» DATA PROVIDED

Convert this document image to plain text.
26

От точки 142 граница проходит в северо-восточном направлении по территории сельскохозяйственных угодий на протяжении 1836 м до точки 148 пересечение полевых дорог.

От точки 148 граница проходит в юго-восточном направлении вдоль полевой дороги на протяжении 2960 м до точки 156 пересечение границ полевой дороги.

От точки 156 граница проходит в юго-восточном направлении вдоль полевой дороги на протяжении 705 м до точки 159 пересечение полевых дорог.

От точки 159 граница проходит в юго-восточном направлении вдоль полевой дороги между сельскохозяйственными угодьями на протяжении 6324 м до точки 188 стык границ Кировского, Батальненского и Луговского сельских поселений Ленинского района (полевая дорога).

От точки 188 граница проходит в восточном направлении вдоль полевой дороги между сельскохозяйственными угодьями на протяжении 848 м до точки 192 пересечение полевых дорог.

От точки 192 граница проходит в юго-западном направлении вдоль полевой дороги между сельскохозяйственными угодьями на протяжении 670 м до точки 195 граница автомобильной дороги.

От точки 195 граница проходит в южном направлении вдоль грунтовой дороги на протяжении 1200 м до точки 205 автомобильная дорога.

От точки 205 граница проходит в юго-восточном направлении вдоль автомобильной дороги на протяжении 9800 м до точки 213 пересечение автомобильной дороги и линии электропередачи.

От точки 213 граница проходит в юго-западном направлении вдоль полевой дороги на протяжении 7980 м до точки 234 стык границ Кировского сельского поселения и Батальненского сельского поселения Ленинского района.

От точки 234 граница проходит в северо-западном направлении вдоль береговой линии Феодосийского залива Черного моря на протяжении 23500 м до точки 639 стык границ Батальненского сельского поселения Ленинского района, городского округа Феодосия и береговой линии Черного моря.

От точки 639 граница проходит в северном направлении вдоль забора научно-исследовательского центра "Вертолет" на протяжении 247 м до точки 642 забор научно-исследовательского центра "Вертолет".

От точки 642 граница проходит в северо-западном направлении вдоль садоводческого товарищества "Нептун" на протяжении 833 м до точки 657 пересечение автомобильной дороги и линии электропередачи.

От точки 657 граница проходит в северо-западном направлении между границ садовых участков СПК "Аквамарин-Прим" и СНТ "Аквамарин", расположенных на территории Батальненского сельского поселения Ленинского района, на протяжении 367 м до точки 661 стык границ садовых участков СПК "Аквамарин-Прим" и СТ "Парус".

» WRITTEN TASK
Word for word, quote all of the data above.

» EXERCISE OUTPUT
Convert this document image to plain text.
26

От точки 142 граница проходит в северо-восточном направлении по территории сельскохозяйственных угодий на протяжении 1836 м до точки 148 пересечение полевых дорог.

От точки 148 граница проходит в юго-восточном направлении вдоль полевой дороги на протяжении 2960 м до точки 156 пересечение границ полевой дороги.

От точки 156 граница проходит в юго-восточном направлении вдоль полевой дороги на протяжении 705 м до точки 159 пересечение полевых дорог.

От точки 159 граница проходит в юго-восточном направлении вдоль полевой дороги между сельскохозяйственными угодьями на протяжении 6324 м до точки 188 стык границ Кировского, Батальненского и Луговского сельских поселений Ленинского района (полевая дорога).

От точки 188 граница проходит в восточном направлении вдоль полевой дороги между сельскохозяйственными угодьями на протяжении 848 м до точки 192 пересечение полевых дорог.

От точки 192 граница проходит в юго-западном направлении вдоль полевой дороги между сельскохозяйственными угодьями на протяжении 670 м до точки 195 граница автомобильной дороги.

От точки 195 граница проходит в южном направлении вдоль грунтовой дороги на протяжении 1200 м до точки 205 автомобильная дорога.

От точки 205 граница проходит в юго-восточном направлении вдоль автомобильной дороги на протяжении 9800 м до точки 213 пересечение автомобильной дороги и линии электропередачи.

От точки 213 граница проходит в юго-западном направлении вдоль полевой дороги на протяжении 7980 м до точки 234 стык границ Кировского сельского поселения и Батальненского сельского поселения Ленинского района.

От точки 234 граница проходит в северо-западном направлении вдоль береговой линии Феодосийского залива Черного моря на протяжении 23500 м до точки 639 стык границ Батальненского сельского поселения Ленинского района, городского округа Феодосия и береговой линии Черного моря.

От точки 639 граница проходит в северном направлении вдоль забора научно-исследовательского центра "Вертолет" на протяжении 247 м до точки 642 забор научно-исследовательского центра "Вертолет".

От точки 642 граница проходит в северо-западном направлении вдоль садоводческого товарищества "Нептун" на протяжении 833 м до точки 657 пересечение автомобильной дороги и линии электропередачи.

От точки 657 граница проходит в северо-западном направлении между границ садовых участков СПК "Аквамарин-Прим" и СНТ "Аквамарин", расположенных на территории Батальненского сельского поселения Ленинского района, на протяжении 367 м до точки 661 стык границ садовых участков СПК "Аквамарин-Прим" и СТ "Парус".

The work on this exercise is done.